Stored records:
^^^^^^^^^^^^^^^^

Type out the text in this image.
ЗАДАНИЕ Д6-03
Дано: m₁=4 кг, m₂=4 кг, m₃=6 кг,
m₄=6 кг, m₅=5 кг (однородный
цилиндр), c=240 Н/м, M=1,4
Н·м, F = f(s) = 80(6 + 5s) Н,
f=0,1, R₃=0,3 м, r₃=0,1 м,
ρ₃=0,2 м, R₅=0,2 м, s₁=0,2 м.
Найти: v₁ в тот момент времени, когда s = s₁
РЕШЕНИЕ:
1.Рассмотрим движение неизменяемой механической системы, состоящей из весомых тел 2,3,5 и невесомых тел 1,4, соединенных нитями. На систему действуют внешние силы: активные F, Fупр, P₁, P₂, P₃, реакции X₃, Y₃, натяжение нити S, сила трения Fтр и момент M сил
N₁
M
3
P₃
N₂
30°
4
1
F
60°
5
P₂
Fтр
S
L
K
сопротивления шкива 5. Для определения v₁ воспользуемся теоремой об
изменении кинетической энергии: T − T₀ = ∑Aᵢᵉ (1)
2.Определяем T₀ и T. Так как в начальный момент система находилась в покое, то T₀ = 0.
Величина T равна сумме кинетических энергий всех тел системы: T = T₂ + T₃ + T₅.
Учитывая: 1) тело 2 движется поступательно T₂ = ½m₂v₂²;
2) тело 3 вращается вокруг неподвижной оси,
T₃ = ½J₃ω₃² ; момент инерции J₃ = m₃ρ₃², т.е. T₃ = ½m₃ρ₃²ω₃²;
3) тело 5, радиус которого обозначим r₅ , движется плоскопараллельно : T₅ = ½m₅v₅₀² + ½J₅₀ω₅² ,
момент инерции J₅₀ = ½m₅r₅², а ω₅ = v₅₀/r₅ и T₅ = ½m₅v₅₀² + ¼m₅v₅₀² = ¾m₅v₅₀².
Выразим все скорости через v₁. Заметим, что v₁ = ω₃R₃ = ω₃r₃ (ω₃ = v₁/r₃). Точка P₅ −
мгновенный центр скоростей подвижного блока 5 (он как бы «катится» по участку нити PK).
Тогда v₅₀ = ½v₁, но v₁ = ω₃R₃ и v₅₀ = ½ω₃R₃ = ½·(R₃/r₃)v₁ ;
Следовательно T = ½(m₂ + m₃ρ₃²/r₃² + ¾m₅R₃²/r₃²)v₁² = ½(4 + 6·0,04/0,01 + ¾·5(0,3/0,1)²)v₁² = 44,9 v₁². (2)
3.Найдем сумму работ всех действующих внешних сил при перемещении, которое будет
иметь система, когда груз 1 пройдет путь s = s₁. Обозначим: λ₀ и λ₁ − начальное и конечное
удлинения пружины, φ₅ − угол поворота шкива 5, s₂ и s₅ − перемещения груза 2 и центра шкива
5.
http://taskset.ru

^^^^^^^^^^^^^^^^

Directions for this task.
Your task is to output the full set of records exactly as presented.

The reply.
Type out the text in this image.
ЗАДАНИЕ Д6-03
Дано: m₁=4 кг, m₂=4 кг, m₃=6 кг,
m₄=6 кг, m₅=5 кг (однородный
цилиндр), c=240 Н/м, M=1,4
Н·м, F = f(s) = 80(6 + 5s) Н,
f=0,1, R₃=0,3 м, r₃=0,1 м,
ρ₃=0,2 м, R₅=0,2 м, s₁=0,2 м.
Найти: v₁ в тот момент времени, когда s = s₁
РЕШЕНИЕ:
1.Рассмотрим движение неизменяемой механической системы, состоящей из весомых тел 2,3,5 и невесомых тел 1,4, соединенных нитями. На систему действуют внешние силы: активные F, Fупр, P₁, P₂, P₃, реакции X₃, Y₃, натяжение нити S, сила трения Fтр и момент M сил
N₁
M
3
P₃
N₂
30°
4
1
F
60°
5
P₂
Fтр
S
L
K
сопротивления шкива 5. Для определения v₁ воспользуемся теоремой об
изменении кинетической энергии: T − T₀ = ∑Aᵢᵉ (1)
2.Определяем T₀ и T. Так как в начальный момент система находилась в покое, то T₀ = 0.
Величина T равна сумме кинетических энергий всех тел системы: T = T₂ + T₃ + T₅.
Учитывая: 1) тело 2 движется поступательно T₂ = ½m₂v₂²;
2) тело 3 вращается вокруг неподвижной оси,
T₃ = ½J₃ω₃² ; момент инерции J₃ = m₃ρ₃², т.е. T₃ = ½m₃ρ₃²ω₃²;
3) тело 5, радиус которого обозначим r₅ , движется плоскопараллельно : T₅ = ½m₅v₅₀² + ½J₅₀ω₅² ,
момент инерции J₅₀ = ½m₅r₅², а ω₅ = v₅₀/r₅ и T₅ = ½m₅v₅₀² + ¼m₅v₅₀² = ¾m₅v₅₀².
Выразим все скорости через v₁. Заметим, что v₁ = ω₃R₃ = ω₃r₃ (ω₃ = v₁/r₃). Точка P₅ −
мгновенный центр скоростей подвижного блока 5 (он как бы «катится» по участку нити PK).
Тогда v₅₀ = ½v₁, но v₁ = ω₃R₃ и v₅₀ = ½ω₃R₃ = ½·(R₃/r₃)v₁ ;
Следовательно T = ½(m₂ + m₃ρ₃²/r₃² + ¾m₅R₃²/r₃²)v₁² = ½(4 + 6·0,04/0,01 + ¾·5(0,3/0,1)²)v₁² = 44,9 v₁². (2)
3.Найдем сумму работ всех действующих внешних сил при перемещении, которое будет
иметь система, когда груз 1 пройдет путь s = s₁. Обозначим: λ₀ и λ₁ − начальное и конечное
удлинения пружины, φ₅ − угол поворота шкива 5, s₂ и s₅ − перемещения груза 2 и центра шкива
5.
http://taskset.ru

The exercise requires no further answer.